Stated goal:
Your task is to print all of the material verbatim.

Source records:
■ ■ ■

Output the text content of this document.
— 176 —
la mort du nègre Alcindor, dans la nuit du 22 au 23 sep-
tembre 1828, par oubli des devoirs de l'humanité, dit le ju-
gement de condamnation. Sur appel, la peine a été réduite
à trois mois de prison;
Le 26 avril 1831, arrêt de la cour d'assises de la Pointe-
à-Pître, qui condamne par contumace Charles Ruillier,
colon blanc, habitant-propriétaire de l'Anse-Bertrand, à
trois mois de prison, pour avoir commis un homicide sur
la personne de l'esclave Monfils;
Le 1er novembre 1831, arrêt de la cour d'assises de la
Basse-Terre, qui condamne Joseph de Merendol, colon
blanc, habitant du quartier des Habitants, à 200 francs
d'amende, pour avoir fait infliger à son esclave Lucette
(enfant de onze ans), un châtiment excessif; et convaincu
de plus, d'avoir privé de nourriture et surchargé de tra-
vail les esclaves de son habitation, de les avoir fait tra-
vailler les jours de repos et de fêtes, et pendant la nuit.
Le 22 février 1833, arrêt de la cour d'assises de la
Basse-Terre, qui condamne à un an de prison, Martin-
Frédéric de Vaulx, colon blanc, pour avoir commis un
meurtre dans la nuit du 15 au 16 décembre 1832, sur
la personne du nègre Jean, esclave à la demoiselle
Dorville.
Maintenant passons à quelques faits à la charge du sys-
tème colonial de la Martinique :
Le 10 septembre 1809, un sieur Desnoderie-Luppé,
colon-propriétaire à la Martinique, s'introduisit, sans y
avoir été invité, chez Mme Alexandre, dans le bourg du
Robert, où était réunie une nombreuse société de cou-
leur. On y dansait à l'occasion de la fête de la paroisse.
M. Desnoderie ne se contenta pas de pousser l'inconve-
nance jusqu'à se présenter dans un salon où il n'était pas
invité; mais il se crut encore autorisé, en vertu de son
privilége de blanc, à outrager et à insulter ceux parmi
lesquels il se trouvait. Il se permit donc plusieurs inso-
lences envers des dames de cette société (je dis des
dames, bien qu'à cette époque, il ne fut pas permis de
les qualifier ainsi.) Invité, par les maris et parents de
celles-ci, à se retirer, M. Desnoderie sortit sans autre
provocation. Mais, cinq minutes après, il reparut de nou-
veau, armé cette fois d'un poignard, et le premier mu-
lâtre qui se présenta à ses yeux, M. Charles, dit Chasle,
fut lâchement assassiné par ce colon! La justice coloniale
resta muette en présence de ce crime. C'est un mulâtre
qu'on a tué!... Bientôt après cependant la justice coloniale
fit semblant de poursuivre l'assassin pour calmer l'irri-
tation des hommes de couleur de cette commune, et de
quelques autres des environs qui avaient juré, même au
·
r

■ ■ ■

Problem solution:
Output the text content of this document.
— 176 —
la mort du nègre Alcindor, dans la nuit du 22 au 23 sep-
tembre 1828, par oubli des devoirs de l'humanité, dit le ju-
gement de condamnation. Sur appel, la peine a été réduite
à trois mois de prison;
Le 26 avril 1831, arrêt de la cour d'assises de la Pointe-
à-Pître, qui condamne par contumace Charles Ruillier,
colon blanc, habitant-propriétaire de l'Anse-Bertrand, à
trois mois de prison, pour avoir commis un homicide sur
la personne de l'esclave Monfils;
Le 1er novembre 1831, arrêt de la cour d'assises de la
Basse-Terre, qui condamne Joseph de Merendol, colon
blanc, habitant du quartier des Habitants, à 200 francs
d'amende, pour avoir fait infliger à son esclave Lucette
(enfant de onze ans), un châtiment excessif; et convaincu
de plus, d'avoir privé de nourriture et surchargé de tra-
vail les esclaves de son habitation, de les avoir fait tra-
vailler les jours de repos et de fêtes, et pendant la nuit.
Le 22 février 1833, arrêt de la cour d'assises de la
Basse-Terre, qui condamne à un an de prison, Martin-
Frédéric de Vaulx, colon blanc, pour avoir commis un
meurtre dans la nuit du 15 au 16 décembre 1832, sur
la personne du nègre Jean, esclave à la demoiselle
Dorville.
Maintenant passons à quelques faits à la charge du sys-
tème colonial de la Martinique :
Le 10 septembre 1809, un sieur Desnoderie-Luppé,
colon-propriétaire à la Martinique, s'introduisit, sans y
avoir été invité, chez Mme Alexandre, dans le bourg du
Robert, où était réunie une nombreuse société de cou-
leur. On y dansait à l'occasion de la fête de la paroisse.
M. Desnoderie ne se contenta pas de pousser l'inconve-
nance jusqu'à se présenter dans un salon où il n'était pas
invité; mais il se crut encore autorisé, en vertu de son
privilége de blanc, à outrager et à insulter ceux parmi
lesquels il se trouvait. Il se permit donc plusieurs inso-
lences envers des dames de cette société (je dis des
dames, bien qu'à cette époque, il ne fut pas permis de
les qualifier ainsi.) Invité, par les maris et parents de
celles-ci, à se retirer, M. Desnoderie sortit sans autre
provocation. Mais, cinq minutes après, il reparut de nou-
veau, armé cette fois d'un poignard, et le premier mu-
lâtre qui se présenta à ses yeux, M. Charles, dit Chasle,
fut lâchement assassiné par ce colon! La justice coloniale
resta muette en présence de ce crime. C'est un mulâtre
qu'on a tué!... Bientôt après cependant la justice coloniale
fit semblant de poursuivre l'assassin pour calmer l'irri-
tation des hommes de couleur de cette commune, et de
quelques autres des environs qui avaient juré, même au
·
r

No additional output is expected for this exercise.